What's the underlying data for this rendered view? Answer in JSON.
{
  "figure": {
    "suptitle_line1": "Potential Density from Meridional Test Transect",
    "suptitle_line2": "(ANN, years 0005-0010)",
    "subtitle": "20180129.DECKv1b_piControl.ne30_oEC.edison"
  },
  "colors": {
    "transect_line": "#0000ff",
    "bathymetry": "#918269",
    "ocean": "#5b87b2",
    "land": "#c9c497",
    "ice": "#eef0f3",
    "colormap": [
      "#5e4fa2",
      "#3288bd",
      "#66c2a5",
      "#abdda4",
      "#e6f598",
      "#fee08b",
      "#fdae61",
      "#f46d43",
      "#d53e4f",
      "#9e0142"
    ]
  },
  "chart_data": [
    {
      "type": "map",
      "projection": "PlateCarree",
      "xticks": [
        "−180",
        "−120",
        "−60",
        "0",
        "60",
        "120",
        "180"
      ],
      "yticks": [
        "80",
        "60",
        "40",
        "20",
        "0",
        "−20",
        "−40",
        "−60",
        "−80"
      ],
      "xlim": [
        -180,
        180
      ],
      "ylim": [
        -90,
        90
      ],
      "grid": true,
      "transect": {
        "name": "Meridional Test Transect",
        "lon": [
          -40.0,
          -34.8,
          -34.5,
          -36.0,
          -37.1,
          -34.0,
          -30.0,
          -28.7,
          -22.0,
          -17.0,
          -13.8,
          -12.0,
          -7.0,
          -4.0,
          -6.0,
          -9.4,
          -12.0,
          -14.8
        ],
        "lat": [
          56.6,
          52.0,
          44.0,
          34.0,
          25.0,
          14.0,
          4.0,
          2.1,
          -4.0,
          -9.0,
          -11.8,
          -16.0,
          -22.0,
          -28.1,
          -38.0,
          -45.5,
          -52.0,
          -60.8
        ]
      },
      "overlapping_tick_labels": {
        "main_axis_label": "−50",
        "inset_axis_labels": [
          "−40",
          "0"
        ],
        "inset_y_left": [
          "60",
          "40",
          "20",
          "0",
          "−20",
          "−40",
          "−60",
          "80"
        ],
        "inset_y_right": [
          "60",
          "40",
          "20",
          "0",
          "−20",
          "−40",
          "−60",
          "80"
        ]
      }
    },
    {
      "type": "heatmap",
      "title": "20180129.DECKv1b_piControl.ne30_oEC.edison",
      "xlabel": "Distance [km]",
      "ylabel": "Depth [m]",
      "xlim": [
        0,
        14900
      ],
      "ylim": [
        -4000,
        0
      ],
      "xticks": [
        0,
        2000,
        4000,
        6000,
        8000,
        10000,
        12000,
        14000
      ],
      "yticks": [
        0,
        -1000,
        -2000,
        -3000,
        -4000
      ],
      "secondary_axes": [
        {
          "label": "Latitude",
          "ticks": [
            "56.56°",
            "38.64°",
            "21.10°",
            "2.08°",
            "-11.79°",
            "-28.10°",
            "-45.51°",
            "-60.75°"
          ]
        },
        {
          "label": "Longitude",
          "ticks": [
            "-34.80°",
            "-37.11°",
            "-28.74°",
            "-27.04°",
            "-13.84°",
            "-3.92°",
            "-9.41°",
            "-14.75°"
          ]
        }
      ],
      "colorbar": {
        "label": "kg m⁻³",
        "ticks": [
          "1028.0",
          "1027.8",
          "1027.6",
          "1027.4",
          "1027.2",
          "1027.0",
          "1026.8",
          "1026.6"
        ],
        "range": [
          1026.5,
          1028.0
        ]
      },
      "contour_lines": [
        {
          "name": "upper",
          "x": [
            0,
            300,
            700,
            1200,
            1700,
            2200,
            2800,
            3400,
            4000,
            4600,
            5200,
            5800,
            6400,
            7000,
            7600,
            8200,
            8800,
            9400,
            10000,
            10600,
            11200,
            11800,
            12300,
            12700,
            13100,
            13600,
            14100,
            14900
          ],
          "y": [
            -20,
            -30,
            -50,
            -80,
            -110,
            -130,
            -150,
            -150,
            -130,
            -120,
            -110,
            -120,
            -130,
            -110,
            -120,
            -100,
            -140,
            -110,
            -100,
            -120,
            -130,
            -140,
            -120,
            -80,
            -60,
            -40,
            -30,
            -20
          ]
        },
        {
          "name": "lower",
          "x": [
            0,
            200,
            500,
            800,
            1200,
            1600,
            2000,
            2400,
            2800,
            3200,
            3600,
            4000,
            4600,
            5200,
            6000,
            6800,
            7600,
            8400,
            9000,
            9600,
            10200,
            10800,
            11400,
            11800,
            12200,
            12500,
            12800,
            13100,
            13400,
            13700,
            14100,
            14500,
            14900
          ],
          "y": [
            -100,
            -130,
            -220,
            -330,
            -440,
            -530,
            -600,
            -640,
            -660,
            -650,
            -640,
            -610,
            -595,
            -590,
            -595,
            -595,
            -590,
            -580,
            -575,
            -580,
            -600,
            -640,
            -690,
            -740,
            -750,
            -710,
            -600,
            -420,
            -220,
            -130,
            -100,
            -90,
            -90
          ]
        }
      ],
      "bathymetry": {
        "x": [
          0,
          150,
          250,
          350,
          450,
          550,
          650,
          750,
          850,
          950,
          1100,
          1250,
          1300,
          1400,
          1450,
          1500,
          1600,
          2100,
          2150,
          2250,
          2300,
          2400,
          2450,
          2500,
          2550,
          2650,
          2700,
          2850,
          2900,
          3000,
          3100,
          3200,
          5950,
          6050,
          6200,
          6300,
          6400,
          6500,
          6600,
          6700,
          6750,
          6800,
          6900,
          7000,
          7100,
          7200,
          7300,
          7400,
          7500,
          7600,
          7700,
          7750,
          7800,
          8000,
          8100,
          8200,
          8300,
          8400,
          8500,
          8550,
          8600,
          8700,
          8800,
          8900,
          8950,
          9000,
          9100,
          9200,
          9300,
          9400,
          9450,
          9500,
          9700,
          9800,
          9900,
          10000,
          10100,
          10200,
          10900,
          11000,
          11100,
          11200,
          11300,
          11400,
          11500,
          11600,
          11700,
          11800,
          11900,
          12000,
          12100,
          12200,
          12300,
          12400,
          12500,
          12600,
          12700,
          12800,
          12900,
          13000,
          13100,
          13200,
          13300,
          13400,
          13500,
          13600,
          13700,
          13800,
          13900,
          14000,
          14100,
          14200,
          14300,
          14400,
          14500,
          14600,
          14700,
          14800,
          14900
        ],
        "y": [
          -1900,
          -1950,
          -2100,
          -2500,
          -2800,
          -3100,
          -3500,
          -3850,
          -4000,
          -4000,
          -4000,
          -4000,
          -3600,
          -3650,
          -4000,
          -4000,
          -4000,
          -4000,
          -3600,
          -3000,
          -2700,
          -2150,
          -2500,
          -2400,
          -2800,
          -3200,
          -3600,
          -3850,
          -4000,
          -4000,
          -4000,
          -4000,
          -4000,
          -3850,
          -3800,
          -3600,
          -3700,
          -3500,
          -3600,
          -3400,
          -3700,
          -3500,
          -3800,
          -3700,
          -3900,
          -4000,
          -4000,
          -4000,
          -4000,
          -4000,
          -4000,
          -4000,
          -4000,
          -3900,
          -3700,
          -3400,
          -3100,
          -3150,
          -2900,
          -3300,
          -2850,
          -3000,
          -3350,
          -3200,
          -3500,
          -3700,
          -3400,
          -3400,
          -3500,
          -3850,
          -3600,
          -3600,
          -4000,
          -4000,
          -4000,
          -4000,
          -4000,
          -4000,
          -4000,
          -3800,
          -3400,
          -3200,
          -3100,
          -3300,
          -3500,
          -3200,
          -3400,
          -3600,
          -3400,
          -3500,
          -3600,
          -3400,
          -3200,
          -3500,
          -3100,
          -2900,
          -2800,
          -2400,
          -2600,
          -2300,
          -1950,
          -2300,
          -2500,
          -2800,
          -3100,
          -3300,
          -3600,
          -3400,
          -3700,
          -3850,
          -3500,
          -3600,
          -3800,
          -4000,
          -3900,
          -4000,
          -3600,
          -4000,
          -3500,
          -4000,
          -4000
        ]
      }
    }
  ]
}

**Task instructions**
Find the lines above that contain the word "Meridional" and collect them.

**Answer to the task**
    "suptitle_line1": "Potential Density from Meridional Test Transect",
        "name": "Meridional Test Transect",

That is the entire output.